> Given exercise: Pull every line containing "color" out of the material below.

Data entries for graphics
+ + + + + + +

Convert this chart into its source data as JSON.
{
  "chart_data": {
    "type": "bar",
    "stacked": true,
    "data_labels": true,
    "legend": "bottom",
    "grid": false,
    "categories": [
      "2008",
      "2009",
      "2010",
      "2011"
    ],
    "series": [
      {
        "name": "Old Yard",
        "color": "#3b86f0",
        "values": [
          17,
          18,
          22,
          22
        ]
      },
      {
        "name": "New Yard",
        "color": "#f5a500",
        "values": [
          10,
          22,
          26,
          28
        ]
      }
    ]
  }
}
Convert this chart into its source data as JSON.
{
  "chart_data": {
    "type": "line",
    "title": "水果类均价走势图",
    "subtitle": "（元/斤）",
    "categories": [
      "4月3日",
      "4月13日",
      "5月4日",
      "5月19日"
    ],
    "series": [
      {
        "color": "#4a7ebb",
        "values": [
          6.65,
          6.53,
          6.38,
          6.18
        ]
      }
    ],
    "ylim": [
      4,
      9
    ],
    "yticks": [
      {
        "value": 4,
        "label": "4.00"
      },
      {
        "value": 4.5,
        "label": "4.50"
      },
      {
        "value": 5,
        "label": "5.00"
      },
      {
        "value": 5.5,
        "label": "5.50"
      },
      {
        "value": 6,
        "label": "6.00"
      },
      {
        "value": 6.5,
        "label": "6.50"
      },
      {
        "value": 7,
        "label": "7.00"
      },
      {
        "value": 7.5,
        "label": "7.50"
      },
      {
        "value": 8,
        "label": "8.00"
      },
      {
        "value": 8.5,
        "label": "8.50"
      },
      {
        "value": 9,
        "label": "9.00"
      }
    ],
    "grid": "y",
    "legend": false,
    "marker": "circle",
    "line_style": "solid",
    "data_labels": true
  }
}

+ + + + + + +

> Correct output:
        "color": "#3b86f0",
        "color": "#f5a500",
        "color": "#4a7ebb",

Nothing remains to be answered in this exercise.